• Given problem:
List each line of the data that holds the word "professeur".

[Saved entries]
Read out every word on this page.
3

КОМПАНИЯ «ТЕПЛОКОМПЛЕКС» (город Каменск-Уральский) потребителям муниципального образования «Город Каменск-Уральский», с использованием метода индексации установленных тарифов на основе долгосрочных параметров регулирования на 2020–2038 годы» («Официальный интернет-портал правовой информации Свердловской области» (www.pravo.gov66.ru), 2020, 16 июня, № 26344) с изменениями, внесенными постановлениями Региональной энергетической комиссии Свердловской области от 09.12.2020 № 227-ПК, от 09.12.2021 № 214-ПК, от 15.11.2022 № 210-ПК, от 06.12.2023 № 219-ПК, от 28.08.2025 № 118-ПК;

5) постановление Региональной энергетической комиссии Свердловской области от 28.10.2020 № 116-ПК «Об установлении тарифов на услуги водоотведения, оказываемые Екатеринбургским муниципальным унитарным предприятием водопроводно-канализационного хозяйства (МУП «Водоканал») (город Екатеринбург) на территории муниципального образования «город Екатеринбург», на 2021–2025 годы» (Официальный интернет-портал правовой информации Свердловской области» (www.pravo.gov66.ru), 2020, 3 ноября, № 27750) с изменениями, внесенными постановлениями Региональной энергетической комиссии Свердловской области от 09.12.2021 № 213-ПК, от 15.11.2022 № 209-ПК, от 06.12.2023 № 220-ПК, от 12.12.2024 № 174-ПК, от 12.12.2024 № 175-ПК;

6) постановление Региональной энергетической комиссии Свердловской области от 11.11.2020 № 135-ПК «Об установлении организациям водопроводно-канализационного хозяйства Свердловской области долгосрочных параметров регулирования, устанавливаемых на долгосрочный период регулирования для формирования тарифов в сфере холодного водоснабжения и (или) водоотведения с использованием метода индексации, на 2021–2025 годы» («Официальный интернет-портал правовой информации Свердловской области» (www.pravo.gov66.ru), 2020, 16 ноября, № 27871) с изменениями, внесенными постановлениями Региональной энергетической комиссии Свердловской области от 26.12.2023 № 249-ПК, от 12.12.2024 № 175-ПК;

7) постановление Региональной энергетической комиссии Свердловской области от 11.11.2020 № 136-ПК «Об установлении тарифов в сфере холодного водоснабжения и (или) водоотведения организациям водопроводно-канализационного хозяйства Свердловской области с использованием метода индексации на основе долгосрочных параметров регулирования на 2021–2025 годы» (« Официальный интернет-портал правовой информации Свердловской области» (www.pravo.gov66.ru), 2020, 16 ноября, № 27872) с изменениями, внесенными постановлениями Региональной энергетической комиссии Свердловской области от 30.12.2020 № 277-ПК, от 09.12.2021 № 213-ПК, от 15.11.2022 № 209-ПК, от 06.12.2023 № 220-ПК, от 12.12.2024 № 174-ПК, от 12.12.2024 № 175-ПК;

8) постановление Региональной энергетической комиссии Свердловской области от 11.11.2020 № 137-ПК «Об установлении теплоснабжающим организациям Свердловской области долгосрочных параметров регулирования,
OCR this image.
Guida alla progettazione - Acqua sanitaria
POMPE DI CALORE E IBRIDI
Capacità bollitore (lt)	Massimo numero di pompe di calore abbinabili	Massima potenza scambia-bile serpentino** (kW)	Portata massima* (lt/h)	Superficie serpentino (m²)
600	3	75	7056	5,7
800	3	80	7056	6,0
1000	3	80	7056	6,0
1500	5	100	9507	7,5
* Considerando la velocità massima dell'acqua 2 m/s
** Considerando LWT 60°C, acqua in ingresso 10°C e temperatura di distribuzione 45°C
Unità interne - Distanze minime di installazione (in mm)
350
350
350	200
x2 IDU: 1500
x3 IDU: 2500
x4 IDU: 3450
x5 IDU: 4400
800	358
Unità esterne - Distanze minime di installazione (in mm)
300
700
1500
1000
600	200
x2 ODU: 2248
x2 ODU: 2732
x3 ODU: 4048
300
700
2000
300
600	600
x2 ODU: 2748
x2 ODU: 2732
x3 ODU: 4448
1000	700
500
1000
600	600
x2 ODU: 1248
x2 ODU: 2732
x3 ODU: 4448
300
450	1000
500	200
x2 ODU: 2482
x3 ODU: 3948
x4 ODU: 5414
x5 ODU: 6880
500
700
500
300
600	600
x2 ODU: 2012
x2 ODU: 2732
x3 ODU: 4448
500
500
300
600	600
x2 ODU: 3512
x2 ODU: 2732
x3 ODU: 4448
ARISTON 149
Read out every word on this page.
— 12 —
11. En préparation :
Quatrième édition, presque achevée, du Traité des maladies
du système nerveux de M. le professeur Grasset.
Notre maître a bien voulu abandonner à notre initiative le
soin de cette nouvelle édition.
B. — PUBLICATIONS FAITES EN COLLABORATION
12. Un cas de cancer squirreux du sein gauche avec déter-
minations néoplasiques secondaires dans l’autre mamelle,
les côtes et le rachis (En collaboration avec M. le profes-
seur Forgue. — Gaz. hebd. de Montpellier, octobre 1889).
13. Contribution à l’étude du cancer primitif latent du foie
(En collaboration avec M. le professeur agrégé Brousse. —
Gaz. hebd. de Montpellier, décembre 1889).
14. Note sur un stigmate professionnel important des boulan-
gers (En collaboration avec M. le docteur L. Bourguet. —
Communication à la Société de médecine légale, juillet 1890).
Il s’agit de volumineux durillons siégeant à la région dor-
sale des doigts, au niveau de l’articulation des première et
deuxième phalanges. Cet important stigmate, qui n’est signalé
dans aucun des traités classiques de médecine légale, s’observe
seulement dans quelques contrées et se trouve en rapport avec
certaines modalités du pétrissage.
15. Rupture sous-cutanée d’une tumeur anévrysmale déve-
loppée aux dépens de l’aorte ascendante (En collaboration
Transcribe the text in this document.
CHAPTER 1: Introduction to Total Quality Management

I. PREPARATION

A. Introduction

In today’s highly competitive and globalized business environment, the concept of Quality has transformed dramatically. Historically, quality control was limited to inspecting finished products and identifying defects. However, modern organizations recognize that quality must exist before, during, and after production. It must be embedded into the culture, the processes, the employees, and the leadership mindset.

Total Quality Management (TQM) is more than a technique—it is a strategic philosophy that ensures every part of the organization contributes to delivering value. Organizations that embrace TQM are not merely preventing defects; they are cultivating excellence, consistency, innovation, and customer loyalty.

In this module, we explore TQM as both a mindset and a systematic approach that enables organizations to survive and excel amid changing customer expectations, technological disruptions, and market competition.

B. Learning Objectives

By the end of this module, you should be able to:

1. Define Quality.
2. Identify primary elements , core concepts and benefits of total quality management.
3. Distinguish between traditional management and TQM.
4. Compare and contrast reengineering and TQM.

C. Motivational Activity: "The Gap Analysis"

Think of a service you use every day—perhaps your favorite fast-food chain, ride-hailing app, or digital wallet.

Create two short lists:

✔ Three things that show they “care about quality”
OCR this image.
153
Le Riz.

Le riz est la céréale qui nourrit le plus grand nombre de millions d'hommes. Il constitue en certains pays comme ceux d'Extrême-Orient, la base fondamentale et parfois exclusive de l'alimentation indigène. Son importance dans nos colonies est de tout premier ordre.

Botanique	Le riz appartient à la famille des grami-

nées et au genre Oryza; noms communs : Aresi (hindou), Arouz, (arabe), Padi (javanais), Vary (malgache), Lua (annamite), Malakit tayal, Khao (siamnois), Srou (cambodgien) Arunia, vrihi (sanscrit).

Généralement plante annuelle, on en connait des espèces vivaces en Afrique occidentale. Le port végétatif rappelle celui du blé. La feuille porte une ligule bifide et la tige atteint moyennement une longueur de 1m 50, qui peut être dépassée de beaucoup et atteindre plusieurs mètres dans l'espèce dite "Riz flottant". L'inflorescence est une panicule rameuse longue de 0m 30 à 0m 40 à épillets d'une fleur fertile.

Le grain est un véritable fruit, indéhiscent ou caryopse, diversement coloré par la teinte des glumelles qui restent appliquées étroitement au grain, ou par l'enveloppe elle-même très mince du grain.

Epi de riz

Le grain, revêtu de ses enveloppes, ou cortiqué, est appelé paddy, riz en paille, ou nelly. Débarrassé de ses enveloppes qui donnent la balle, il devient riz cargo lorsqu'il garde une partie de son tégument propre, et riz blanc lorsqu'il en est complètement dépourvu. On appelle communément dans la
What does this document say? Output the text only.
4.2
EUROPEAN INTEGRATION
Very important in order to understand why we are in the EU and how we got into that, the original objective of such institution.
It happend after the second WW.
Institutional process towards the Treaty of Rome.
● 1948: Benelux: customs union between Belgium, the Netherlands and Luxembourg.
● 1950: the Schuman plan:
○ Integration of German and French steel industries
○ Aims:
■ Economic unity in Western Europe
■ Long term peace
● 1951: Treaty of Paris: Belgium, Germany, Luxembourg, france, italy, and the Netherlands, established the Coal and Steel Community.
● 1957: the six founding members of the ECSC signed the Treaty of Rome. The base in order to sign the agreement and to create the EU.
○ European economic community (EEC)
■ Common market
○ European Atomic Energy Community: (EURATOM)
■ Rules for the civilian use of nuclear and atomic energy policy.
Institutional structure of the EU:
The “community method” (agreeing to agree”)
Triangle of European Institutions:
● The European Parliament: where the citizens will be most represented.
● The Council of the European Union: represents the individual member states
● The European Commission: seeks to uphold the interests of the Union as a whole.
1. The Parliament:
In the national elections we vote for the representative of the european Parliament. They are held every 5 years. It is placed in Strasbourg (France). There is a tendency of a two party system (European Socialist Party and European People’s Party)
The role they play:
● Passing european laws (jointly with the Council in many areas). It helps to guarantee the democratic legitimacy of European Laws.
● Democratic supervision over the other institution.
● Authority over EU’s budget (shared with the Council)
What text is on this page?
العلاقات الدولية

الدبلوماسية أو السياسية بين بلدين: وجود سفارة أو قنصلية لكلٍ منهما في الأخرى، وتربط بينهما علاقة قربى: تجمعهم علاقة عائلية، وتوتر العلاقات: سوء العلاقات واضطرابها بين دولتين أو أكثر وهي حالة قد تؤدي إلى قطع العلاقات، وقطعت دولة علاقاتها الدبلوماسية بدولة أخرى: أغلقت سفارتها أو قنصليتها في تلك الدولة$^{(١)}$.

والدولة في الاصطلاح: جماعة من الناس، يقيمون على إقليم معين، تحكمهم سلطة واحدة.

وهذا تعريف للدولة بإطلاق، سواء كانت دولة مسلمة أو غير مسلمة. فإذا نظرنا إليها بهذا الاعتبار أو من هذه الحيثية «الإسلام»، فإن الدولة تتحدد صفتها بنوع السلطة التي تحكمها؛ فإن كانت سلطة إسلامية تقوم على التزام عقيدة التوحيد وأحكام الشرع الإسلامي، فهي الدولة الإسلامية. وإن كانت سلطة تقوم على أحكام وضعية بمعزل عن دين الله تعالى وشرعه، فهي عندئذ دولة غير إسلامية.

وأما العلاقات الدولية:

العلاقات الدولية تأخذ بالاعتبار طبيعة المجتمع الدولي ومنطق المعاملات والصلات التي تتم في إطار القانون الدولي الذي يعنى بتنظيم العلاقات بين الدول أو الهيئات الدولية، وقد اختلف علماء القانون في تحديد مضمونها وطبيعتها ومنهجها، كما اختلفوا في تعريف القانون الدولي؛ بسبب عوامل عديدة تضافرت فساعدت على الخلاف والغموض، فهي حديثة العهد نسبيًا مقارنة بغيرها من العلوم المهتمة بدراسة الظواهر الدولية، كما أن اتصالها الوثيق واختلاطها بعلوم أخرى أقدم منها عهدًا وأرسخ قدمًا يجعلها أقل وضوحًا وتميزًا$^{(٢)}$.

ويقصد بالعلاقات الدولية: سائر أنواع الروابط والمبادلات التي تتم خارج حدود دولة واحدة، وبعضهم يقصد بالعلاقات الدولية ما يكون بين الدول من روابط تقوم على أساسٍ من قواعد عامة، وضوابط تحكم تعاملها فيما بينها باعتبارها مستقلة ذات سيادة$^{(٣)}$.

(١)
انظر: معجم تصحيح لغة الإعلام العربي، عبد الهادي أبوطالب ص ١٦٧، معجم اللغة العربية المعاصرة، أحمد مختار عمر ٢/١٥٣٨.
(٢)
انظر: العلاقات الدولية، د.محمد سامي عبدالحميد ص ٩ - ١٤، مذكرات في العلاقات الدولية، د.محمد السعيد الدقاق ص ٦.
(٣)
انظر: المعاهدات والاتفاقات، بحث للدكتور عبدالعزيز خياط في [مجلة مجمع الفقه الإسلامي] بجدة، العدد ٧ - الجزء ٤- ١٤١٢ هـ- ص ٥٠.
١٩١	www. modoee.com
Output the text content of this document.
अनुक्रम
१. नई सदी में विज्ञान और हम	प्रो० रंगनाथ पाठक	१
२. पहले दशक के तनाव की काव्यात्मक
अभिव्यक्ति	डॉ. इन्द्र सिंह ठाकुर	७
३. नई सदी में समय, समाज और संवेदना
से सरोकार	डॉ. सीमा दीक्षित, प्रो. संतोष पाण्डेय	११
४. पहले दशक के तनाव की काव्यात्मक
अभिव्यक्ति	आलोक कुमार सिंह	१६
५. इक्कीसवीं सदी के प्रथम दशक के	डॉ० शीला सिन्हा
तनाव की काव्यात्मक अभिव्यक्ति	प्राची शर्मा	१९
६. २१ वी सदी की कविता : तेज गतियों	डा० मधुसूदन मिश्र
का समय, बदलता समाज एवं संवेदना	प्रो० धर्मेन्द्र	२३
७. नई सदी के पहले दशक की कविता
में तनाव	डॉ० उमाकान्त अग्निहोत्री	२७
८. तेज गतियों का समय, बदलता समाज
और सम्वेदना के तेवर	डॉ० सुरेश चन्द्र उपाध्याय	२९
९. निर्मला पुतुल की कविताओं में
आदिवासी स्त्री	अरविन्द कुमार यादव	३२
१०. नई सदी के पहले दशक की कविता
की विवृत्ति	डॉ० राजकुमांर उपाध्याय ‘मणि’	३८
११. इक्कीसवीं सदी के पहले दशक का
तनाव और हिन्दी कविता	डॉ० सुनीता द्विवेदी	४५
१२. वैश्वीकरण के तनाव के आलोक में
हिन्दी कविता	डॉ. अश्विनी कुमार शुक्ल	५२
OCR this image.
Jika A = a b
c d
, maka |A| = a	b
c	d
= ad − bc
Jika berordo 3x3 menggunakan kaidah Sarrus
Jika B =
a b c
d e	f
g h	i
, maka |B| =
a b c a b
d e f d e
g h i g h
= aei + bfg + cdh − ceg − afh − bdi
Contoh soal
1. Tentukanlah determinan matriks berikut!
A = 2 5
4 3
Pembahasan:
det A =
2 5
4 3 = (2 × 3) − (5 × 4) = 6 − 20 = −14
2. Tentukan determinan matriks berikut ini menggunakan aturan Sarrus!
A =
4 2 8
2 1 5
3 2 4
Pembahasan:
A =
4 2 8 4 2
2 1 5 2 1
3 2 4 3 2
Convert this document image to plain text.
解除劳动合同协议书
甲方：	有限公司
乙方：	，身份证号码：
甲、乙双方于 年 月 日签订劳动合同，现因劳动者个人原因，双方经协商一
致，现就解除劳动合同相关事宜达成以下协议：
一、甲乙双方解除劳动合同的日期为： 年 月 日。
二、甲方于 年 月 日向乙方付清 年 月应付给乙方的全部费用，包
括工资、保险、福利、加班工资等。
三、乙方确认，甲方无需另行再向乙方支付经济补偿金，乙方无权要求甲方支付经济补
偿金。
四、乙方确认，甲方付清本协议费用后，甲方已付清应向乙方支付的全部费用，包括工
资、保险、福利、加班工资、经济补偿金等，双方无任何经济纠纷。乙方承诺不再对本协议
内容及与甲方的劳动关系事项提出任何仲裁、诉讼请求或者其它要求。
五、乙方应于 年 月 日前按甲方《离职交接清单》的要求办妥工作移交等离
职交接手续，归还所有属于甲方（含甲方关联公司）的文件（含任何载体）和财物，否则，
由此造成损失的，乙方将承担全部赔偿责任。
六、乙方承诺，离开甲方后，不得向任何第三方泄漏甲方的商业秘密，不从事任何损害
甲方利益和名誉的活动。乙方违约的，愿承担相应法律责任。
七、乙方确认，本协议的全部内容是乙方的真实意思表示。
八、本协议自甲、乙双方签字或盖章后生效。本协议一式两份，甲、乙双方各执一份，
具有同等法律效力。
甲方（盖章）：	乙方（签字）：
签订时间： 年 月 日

• The response:
du système nerveux de M. le professeur Grasset.
(En collaboration avec M. le professeur agrégé Brousse. —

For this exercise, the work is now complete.